## Exercise
Below are some records. Pull every line that contains the word "level".

+---+

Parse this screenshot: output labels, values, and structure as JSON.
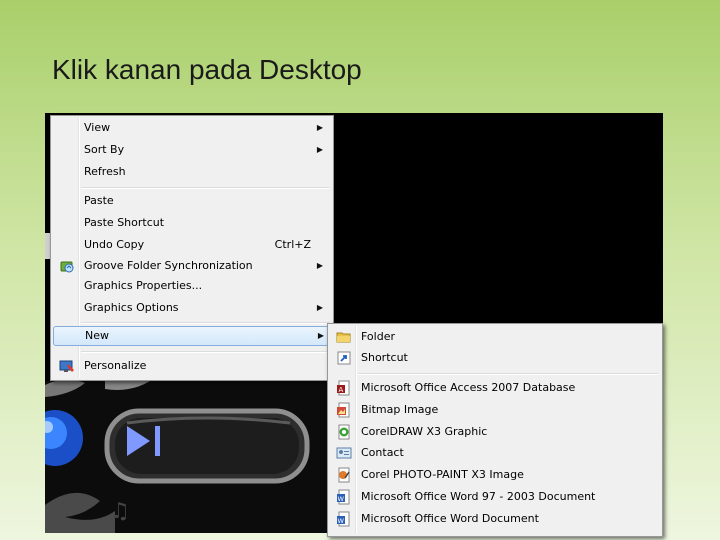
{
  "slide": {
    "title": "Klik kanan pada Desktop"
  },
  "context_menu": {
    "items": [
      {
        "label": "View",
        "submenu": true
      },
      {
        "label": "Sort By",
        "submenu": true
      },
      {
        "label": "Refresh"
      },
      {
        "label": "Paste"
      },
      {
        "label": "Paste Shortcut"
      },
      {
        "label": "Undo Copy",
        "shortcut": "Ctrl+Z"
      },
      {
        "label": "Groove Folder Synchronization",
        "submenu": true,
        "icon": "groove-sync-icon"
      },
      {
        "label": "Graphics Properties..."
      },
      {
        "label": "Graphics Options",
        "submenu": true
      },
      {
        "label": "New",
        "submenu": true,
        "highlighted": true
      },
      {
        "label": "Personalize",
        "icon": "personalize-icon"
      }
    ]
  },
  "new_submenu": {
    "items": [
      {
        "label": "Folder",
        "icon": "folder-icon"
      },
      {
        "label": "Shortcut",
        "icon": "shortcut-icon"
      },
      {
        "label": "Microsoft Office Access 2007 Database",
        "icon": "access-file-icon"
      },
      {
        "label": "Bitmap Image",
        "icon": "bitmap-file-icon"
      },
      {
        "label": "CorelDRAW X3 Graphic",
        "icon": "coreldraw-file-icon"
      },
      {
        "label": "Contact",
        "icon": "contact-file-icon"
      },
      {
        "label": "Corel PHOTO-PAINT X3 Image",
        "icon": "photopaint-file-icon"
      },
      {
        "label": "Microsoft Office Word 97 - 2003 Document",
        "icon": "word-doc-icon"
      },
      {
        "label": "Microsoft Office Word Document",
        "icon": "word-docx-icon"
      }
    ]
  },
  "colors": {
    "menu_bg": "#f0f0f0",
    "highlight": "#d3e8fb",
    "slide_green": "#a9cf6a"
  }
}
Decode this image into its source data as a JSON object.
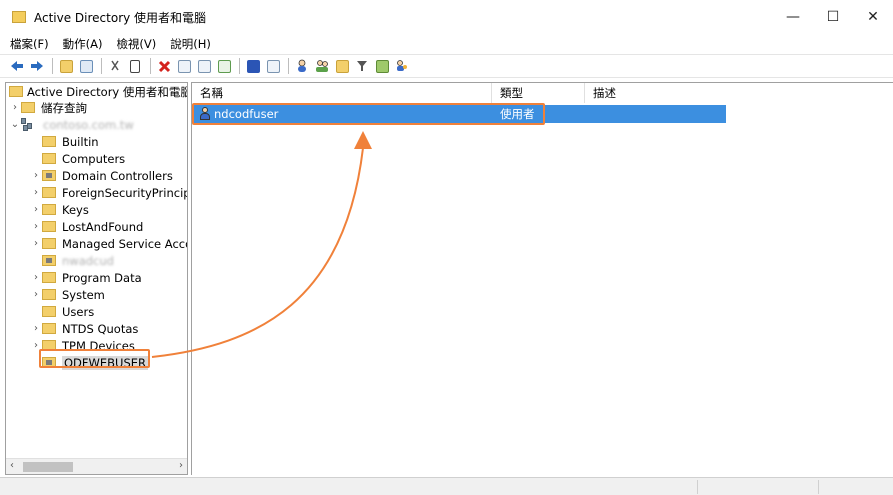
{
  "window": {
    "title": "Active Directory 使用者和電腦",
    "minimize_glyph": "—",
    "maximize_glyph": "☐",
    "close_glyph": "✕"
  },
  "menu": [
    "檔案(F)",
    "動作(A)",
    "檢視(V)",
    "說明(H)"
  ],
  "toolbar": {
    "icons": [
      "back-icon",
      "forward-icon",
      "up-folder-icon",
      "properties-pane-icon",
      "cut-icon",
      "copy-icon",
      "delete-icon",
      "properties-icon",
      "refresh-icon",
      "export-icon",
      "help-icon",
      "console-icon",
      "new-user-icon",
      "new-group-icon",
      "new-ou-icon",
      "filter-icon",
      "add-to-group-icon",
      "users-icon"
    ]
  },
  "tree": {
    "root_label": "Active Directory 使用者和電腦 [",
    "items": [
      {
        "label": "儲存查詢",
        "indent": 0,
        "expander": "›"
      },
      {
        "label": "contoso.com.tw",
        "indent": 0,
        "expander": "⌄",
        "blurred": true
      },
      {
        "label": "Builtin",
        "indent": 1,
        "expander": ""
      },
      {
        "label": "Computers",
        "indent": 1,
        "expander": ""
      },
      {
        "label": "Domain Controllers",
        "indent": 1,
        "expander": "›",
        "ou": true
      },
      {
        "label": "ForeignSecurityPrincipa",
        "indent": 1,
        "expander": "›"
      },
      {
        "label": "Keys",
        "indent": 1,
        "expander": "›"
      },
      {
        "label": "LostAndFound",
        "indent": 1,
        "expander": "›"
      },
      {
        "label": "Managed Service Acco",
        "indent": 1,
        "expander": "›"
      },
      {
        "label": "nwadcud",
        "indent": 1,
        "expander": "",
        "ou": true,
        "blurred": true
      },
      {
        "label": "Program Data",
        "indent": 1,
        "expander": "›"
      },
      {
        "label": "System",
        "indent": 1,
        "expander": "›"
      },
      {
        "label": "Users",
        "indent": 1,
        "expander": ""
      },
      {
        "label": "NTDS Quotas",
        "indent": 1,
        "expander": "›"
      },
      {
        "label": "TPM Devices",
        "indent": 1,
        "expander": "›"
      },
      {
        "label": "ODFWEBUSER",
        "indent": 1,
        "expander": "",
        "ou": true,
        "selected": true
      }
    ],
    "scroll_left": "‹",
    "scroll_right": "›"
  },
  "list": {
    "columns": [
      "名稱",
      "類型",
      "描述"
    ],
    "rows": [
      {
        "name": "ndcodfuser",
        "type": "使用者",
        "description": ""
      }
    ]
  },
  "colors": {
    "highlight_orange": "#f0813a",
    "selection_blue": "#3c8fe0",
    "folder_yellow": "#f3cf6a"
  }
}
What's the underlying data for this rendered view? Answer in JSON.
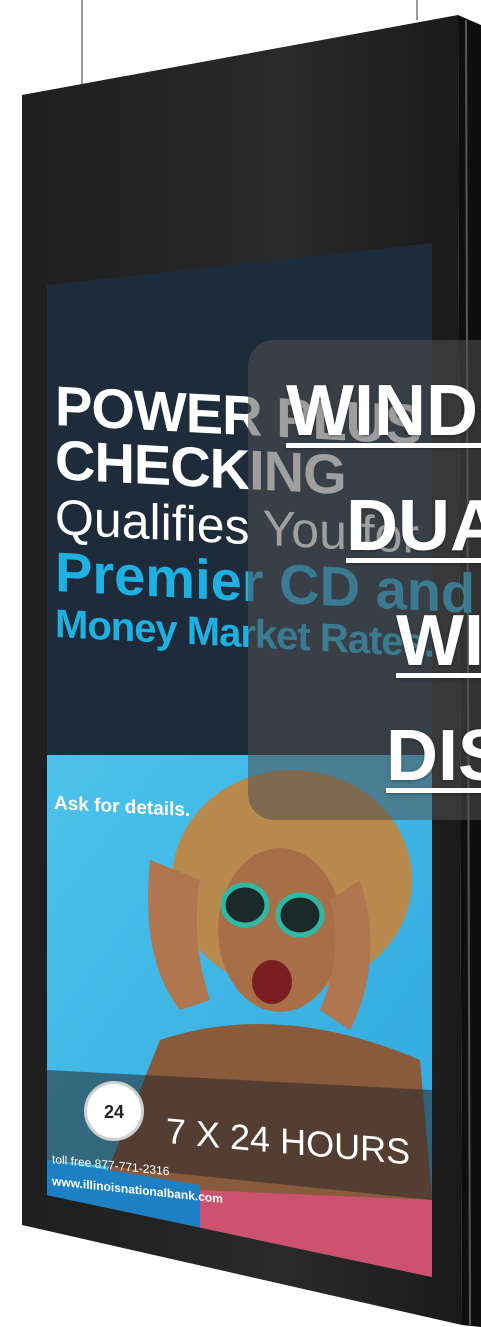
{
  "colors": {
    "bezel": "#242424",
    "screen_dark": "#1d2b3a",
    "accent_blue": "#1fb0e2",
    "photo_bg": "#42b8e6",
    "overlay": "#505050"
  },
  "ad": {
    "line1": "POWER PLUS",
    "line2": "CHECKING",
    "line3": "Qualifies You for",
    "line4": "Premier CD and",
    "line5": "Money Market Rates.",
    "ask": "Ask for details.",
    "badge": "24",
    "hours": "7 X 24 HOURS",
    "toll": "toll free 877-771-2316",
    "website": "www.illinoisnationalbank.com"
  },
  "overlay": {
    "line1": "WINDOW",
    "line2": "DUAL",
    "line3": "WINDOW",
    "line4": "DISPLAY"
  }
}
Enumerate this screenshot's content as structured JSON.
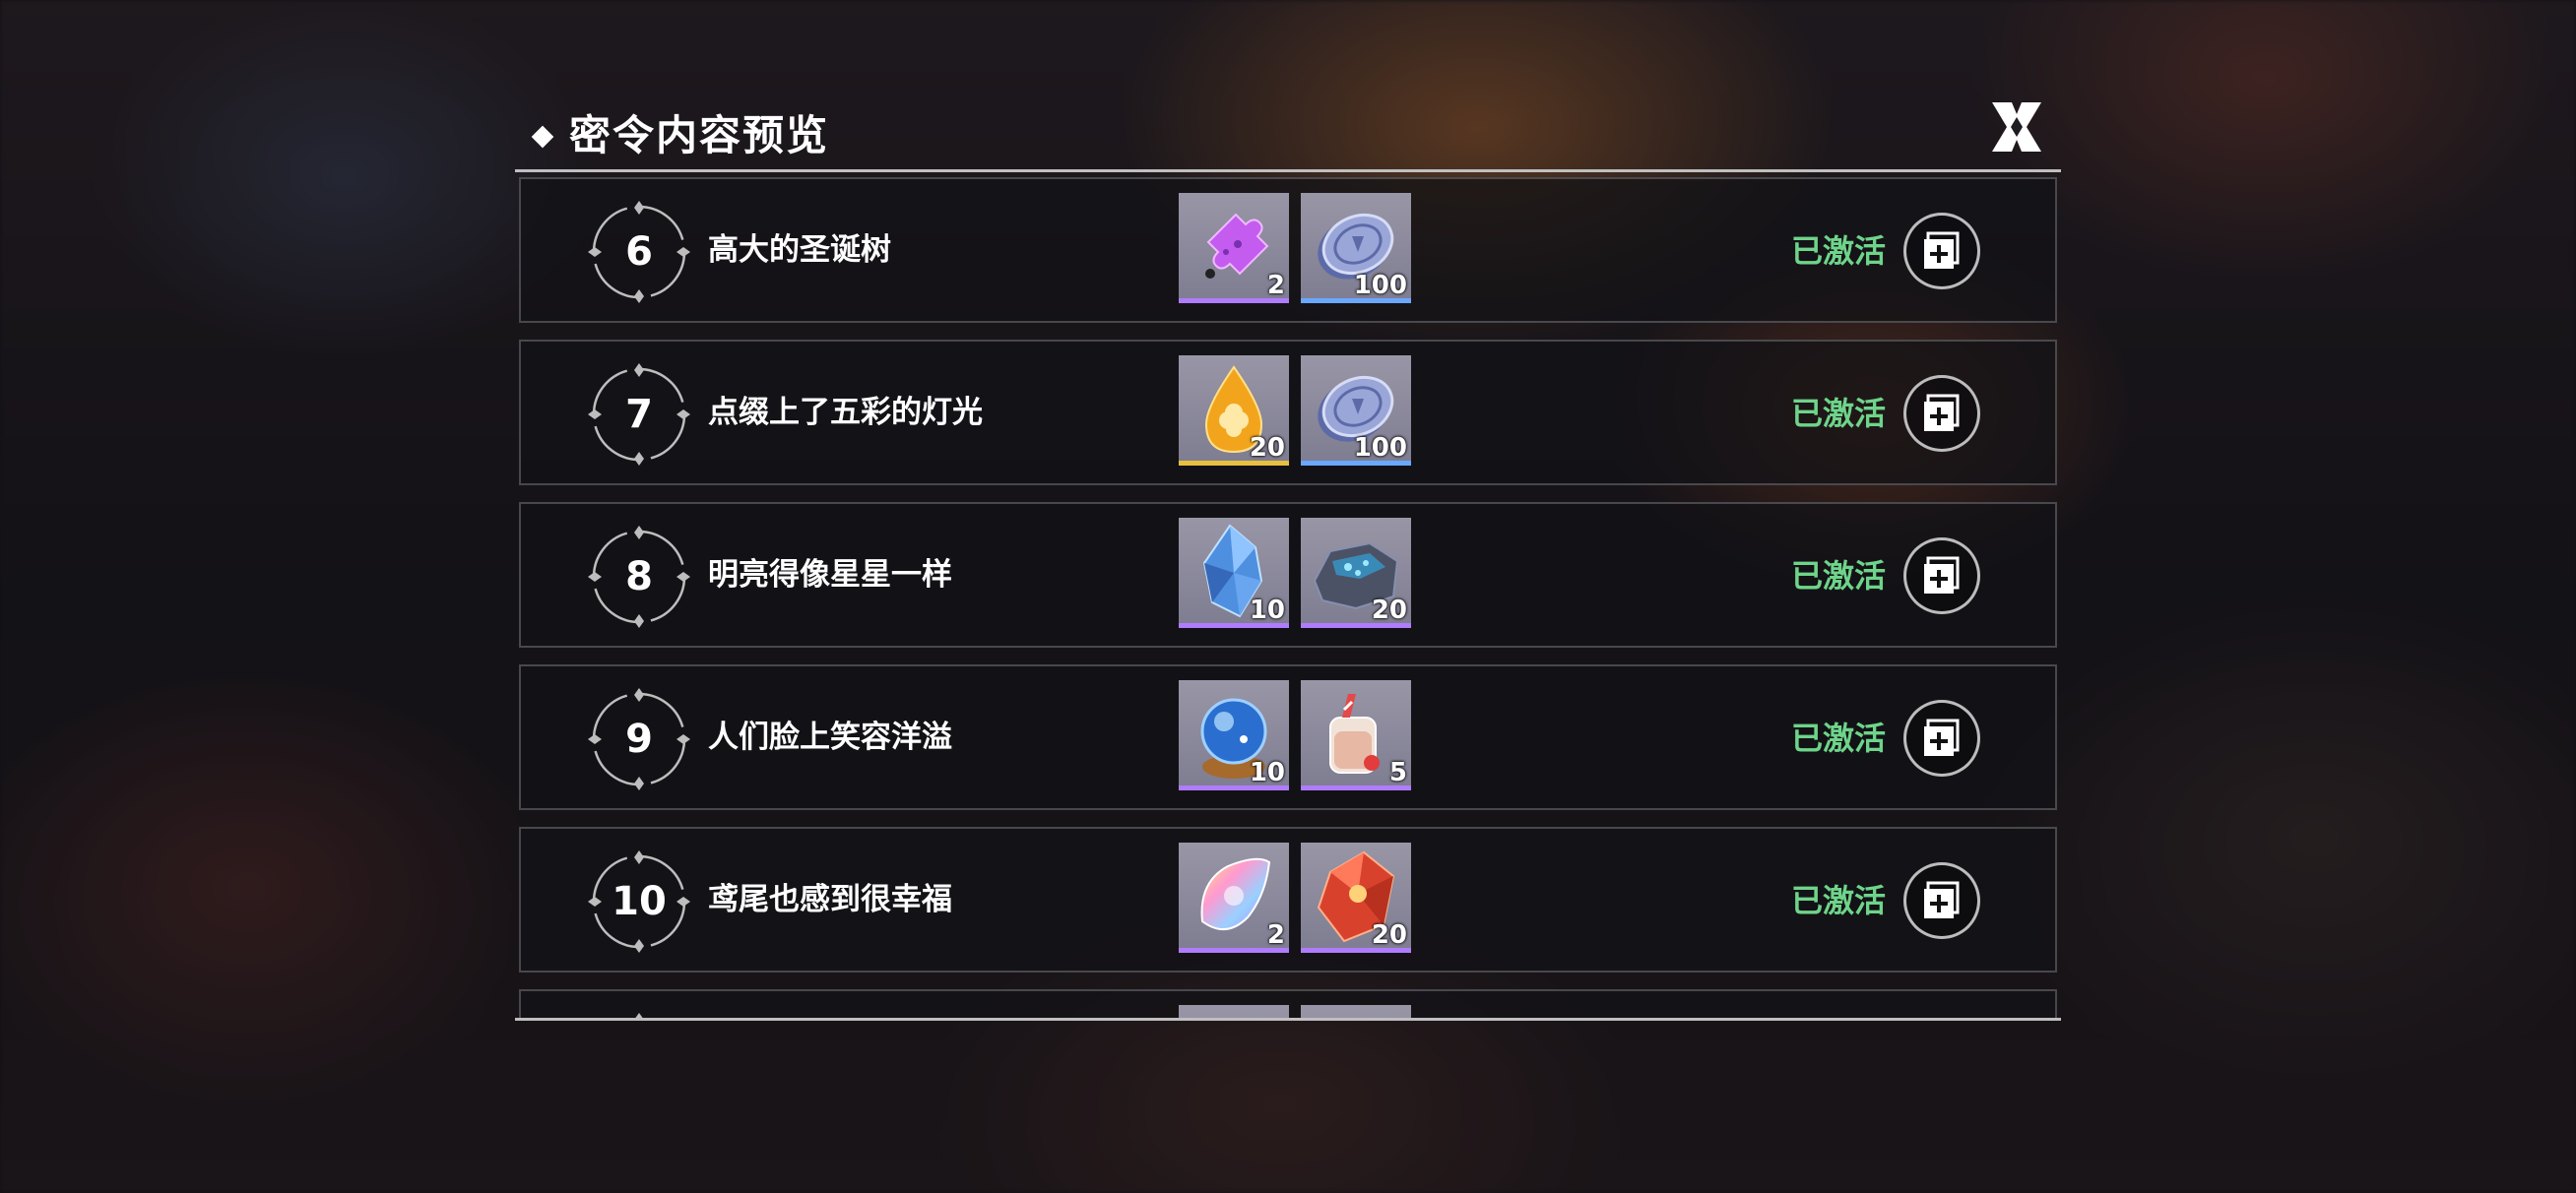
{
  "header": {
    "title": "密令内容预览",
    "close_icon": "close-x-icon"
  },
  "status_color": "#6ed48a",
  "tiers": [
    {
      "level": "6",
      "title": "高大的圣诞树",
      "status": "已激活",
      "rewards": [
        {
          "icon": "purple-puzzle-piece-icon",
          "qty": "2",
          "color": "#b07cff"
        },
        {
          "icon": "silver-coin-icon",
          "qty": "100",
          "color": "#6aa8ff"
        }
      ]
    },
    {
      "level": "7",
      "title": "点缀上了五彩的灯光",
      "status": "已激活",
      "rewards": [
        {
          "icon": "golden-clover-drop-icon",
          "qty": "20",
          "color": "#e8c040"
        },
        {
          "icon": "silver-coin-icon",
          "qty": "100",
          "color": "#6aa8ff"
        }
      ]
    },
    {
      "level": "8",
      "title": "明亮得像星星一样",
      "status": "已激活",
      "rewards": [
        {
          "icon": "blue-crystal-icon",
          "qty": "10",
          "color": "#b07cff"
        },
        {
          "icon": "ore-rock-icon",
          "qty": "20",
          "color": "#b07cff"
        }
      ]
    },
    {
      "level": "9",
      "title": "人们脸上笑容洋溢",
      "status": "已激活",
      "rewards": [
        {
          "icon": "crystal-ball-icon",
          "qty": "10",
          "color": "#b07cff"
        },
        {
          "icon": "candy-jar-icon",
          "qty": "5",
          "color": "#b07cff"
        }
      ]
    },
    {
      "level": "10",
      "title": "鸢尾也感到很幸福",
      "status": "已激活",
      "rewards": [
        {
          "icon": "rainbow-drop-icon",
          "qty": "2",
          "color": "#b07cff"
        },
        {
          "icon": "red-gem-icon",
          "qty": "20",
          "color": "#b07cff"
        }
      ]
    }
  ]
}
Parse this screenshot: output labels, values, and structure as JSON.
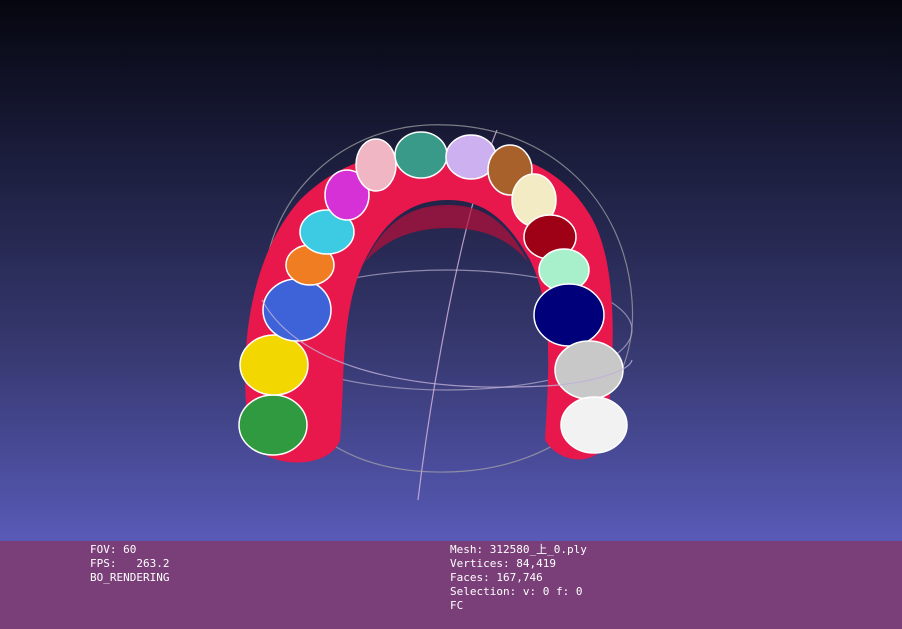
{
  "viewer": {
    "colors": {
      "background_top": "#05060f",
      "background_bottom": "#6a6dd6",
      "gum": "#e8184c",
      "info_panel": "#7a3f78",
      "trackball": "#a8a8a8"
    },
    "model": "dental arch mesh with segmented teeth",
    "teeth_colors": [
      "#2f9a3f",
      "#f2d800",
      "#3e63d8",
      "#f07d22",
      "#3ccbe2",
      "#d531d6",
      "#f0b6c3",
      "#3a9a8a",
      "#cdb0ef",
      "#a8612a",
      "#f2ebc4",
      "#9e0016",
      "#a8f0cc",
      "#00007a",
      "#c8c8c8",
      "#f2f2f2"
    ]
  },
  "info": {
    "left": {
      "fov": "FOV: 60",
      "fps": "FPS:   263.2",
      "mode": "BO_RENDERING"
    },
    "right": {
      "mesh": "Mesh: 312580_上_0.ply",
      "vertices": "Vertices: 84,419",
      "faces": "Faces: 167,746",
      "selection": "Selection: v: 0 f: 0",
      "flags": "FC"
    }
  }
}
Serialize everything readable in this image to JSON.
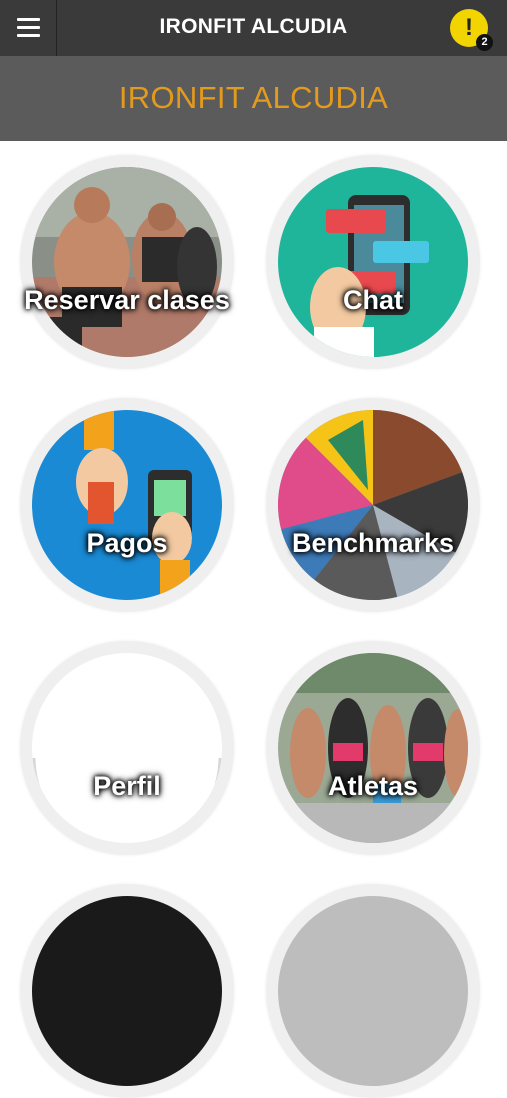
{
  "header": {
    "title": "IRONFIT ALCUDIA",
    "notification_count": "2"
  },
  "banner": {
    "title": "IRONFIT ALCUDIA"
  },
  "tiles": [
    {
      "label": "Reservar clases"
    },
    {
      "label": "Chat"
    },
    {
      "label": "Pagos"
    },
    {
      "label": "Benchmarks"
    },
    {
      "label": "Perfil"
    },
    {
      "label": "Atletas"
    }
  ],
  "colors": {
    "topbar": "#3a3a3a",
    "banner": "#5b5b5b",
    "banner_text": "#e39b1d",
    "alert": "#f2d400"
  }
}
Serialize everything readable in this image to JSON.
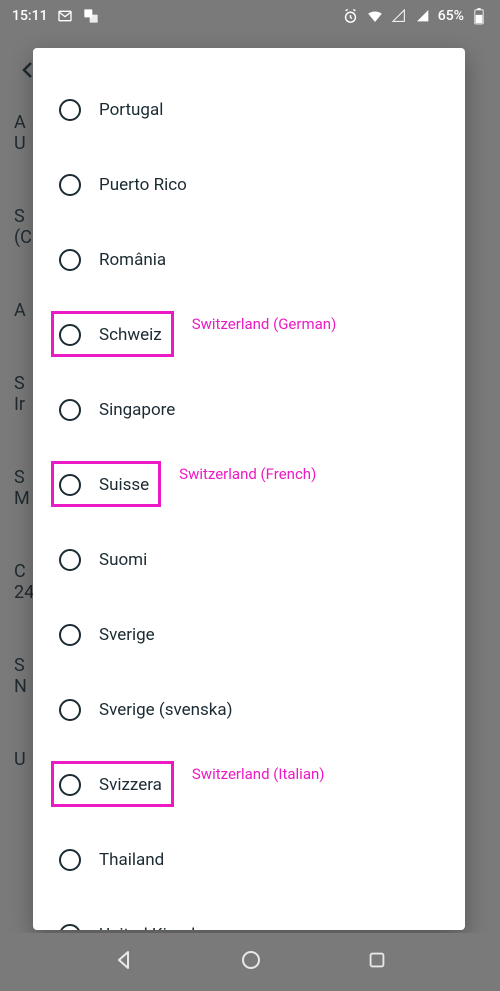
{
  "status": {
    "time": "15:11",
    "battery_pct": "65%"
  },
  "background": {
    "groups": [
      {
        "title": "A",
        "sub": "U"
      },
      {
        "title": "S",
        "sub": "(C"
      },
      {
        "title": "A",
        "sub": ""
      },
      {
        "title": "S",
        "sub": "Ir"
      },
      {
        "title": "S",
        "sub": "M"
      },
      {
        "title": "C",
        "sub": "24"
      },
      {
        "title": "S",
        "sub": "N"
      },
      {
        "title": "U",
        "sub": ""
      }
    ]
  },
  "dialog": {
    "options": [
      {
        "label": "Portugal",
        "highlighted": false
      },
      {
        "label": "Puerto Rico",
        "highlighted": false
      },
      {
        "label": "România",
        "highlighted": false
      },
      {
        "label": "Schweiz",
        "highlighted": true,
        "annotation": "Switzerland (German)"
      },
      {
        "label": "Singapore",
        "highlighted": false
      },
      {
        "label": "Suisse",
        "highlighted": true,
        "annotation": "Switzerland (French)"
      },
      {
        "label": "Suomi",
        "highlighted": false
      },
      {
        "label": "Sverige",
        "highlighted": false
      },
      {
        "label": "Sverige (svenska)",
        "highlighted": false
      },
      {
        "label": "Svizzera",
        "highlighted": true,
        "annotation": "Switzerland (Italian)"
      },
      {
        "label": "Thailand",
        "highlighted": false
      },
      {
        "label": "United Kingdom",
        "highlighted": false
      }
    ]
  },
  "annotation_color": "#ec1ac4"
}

+---+

## Exercise answer
      "level": "6",
      "level": "7",
      "level": "8",
      "level": "9",
      "level": "10",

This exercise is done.